-- BEGIN Material for this exercise --

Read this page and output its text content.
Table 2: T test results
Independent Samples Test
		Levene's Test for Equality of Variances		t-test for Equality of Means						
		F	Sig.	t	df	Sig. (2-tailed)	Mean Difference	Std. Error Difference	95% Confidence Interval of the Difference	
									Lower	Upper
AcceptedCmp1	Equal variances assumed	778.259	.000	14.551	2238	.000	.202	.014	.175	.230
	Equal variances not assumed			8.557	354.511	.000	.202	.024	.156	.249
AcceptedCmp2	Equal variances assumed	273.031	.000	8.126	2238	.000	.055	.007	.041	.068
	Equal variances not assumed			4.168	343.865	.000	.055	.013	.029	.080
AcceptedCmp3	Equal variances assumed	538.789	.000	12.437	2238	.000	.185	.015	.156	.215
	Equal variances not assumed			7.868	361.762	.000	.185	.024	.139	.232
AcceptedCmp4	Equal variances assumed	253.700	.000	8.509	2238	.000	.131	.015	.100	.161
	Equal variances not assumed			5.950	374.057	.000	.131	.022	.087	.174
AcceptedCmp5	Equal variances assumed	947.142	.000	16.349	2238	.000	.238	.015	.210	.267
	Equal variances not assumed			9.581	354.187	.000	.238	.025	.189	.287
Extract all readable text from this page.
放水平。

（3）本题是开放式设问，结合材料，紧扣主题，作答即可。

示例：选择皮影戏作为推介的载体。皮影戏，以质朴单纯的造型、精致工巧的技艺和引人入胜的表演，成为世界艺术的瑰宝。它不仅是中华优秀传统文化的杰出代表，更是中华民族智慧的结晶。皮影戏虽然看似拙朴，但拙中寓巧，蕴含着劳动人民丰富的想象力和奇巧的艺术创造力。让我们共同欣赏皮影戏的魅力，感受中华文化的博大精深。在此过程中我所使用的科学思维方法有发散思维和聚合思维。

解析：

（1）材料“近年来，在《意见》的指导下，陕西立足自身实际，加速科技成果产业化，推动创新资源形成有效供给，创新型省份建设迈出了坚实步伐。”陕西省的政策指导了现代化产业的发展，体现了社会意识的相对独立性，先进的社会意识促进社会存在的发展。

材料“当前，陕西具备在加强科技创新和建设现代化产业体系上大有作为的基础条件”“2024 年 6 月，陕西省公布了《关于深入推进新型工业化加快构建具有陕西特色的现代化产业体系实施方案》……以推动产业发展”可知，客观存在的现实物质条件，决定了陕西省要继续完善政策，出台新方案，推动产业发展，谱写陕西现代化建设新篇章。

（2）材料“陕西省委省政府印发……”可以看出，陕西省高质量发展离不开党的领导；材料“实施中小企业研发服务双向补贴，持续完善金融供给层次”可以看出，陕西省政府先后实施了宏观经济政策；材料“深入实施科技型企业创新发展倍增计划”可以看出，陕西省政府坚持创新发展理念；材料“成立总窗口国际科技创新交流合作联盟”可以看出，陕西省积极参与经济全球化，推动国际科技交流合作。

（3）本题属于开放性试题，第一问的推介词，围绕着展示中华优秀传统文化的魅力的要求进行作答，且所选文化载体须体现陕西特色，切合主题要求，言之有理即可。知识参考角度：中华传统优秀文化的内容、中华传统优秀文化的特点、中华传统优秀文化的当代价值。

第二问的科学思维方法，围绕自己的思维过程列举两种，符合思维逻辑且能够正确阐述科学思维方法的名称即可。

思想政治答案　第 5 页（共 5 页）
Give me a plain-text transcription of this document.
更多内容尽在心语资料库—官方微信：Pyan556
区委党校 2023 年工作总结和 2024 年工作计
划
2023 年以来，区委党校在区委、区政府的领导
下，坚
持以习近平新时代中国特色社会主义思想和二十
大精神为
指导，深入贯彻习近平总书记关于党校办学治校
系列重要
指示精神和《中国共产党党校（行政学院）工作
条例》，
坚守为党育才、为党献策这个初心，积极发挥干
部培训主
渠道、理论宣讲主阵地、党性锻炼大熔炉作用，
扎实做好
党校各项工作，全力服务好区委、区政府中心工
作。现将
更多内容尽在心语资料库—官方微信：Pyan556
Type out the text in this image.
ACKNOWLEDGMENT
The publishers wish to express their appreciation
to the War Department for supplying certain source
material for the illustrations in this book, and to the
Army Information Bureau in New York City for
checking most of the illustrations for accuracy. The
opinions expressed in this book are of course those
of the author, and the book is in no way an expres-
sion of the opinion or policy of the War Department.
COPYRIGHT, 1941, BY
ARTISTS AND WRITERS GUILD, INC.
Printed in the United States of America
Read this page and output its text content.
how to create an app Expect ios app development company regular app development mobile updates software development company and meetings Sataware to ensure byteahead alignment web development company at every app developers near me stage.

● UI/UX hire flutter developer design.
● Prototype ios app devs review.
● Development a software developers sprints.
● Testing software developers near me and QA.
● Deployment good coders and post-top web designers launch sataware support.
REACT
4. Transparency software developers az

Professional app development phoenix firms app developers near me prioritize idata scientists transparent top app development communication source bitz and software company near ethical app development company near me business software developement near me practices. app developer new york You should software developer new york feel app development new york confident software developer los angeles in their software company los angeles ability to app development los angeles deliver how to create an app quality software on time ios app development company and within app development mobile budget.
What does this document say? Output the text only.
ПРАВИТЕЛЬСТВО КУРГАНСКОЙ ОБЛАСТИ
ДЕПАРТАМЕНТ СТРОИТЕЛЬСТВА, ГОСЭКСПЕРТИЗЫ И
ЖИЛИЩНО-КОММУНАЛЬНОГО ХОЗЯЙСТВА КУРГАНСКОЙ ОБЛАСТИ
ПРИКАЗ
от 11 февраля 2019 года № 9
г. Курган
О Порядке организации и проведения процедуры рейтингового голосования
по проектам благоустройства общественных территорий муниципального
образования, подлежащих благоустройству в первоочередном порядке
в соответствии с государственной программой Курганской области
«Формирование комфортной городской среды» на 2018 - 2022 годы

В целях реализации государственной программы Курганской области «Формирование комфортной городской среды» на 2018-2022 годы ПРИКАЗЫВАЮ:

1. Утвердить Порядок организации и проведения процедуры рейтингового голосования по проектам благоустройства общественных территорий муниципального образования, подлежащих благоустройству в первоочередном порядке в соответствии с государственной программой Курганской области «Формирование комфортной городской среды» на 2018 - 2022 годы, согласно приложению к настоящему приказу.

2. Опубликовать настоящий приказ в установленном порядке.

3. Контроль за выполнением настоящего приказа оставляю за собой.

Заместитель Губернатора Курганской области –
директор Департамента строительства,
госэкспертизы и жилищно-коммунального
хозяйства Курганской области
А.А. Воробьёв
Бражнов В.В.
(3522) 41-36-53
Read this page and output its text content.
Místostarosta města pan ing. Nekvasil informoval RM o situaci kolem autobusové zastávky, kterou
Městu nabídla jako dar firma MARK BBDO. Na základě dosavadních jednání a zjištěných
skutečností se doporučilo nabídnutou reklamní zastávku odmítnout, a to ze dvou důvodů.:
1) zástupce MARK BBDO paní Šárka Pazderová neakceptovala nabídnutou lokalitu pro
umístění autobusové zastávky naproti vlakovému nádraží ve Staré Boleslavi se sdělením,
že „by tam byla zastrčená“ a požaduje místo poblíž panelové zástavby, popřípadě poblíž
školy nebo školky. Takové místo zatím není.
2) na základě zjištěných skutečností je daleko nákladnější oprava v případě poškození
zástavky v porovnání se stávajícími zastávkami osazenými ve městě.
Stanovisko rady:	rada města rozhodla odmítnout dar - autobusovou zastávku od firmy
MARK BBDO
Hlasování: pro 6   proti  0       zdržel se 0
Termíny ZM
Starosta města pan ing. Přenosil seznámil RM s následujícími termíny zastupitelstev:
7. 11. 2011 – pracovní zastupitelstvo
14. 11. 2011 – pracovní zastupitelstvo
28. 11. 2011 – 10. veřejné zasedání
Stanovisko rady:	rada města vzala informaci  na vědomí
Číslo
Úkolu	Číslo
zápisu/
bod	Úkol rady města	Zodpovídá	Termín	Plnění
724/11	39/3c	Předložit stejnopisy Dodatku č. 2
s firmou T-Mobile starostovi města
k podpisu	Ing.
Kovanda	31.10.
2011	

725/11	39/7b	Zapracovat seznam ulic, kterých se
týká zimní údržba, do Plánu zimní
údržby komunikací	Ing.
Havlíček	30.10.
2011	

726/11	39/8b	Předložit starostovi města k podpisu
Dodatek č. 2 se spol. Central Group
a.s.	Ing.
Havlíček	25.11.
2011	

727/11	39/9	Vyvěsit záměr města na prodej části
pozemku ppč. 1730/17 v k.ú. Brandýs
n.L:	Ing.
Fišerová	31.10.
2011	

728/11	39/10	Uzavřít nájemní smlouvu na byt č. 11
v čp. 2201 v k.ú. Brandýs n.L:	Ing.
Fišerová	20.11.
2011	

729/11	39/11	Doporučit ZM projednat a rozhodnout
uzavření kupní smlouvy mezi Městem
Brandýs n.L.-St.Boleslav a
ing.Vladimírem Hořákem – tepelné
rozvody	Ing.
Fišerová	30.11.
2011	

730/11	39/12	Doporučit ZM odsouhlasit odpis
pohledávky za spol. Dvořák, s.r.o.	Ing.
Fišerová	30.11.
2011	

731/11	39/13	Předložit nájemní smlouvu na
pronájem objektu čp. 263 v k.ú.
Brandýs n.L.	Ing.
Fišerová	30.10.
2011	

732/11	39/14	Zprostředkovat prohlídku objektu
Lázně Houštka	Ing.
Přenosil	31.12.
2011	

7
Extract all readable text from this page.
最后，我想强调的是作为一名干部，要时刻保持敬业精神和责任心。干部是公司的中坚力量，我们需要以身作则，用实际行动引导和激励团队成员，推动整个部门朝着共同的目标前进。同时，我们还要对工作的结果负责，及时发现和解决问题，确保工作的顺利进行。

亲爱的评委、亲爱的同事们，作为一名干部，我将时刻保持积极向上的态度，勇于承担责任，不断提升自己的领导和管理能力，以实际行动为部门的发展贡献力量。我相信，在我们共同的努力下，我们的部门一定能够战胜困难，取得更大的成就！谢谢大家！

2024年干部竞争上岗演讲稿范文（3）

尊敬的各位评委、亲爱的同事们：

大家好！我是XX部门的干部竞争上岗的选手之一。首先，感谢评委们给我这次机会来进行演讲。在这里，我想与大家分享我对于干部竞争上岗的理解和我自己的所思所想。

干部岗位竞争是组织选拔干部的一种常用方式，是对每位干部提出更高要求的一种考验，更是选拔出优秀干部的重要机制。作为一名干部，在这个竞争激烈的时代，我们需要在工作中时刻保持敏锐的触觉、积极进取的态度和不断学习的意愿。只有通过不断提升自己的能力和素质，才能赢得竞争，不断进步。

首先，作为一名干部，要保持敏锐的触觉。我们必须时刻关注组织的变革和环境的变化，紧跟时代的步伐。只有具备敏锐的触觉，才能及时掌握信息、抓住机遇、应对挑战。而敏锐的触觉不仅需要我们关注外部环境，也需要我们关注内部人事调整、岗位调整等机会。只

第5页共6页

-- END Material for this exercise --

▶ **Task brief**
Show every line in the records above that contains the word "организации".

▶ **Exercise solution**
О Порядке организации и проведения процедуры рейтингового голосования
1. Утвердить Порядок организации и проведения процедуры рейтингового голосования по проектам благоустройства общественных территорий муниципального образования, подлежащих благоустройству в первоочередном порядке в соответствии с государственной программой Курганской области «Формирование комфортной городской среды» на 2018 - 2022 годы, согласно приложению к настоящему приказу.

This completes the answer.